STATED TASK
Rewrite the listing below as a numbered list, omitting blank lines and leaving out the pictures.
Start of DATA TO USE
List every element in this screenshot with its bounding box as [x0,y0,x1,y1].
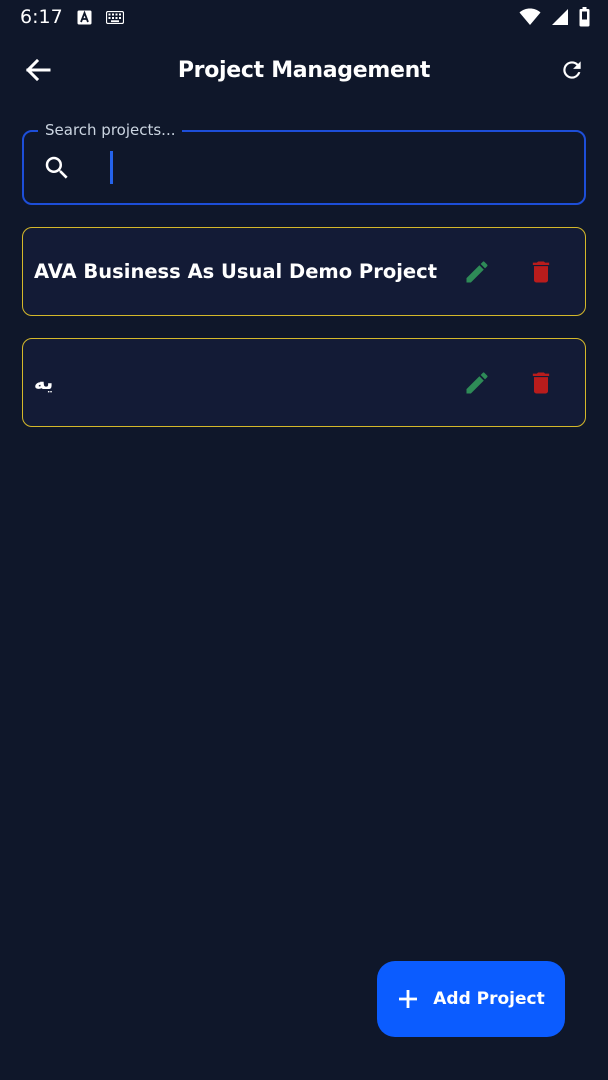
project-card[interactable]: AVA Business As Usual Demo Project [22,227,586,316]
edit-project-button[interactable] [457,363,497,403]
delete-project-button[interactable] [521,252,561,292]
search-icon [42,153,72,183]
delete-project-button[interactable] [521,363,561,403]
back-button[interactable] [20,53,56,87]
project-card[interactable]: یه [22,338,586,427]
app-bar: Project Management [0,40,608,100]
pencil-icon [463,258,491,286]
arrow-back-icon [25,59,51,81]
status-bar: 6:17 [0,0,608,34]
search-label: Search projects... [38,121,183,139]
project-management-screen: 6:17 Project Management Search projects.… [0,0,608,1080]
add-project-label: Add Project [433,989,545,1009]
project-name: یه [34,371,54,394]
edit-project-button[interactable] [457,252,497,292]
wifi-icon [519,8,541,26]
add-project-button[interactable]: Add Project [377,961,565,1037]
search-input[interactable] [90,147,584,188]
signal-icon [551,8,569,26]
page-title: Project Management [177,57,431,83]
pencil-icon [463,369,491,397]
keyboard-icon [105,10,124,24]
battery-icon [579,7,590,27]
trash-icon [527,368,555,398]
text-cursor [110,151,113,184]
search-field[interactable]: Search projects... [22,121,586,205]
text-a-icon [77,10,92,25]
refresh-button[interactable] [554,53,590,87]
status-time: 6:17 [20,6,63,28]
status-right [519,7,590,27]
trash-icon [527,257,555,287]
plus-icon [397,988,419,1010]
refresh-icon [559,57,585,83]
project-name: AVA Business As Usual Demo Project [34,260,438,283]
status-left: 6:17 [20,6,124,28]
End of DATA TO USE
ANSWER TO THE EXERCISE
1. List every element in this screenshot with its bounding box as [x0,y0,x1,y1].
2. project-card[interactable]: AVA Business As Usual Demo Project [22,227,586,316]
3. edit-project-button[interactable] [457,363,497,403]
4. delete-project-button[interactable] [521,252,561,292]
5. search-icon [42,153,72,183]
6. delete-project-button[interactable] [521,363,561,403]
7. back-button[interactable] [20,53,56,87]
8. project-card[interactable]: یه [22,338,586,427]
9. app-bar: Project Management [0,40,608,100]
10. pencil-icon [463,258,491,286]
11. arrow-back-icon [25,59,51,81]
12. status-bar: 6:17 [0,0,608,34]
13. search-label: Search projects... [38,121,183,139]
14. project-management-screen: 6:17 Project Management Search projects.… [0,0,608,1080]
15. add-project-label: Add Project [433,989,545,1009]
16. project-name: یه [34,371,54,394]
17. edit-project-button[interactable] [457,252,497,292]
18. wifi-icon [519,8,541,26]
19. add-project-button[interactable]: Add Project [377,961,565,1037]
20. search-input[interactable] [90,147,584,188]
21. signal-icon [551,8,569,26]
22. page-title: Project Management [177,57,431,83]
23. pencil-icon [463,369,491,397]
24. keyboard-icon [105,10,124,24]
25. battery-icon [579,7,590,27]
26. trash-icon [527,368,555,398]
27. text-cursor [110,151,113,184]
28. search-field[interactable]: Search projects... [22,121,586,205]
29. text-a-icon [77,10,92,25]
30. refresh-button[interactable] [554,53,590,87]
31. status-time: 6:17 [20,6,63,28]
32. status-right [519,7,590,27]
33. trash-icon [527,257,555,287]
34. plus-icon [397,988,419,1010]
35. refresh-icon [559,57,585,83]
36. project-name: AVA Business As Usual Demo Project [34,260,438,283]
37. status-left: 6:17 [20,6,124,28]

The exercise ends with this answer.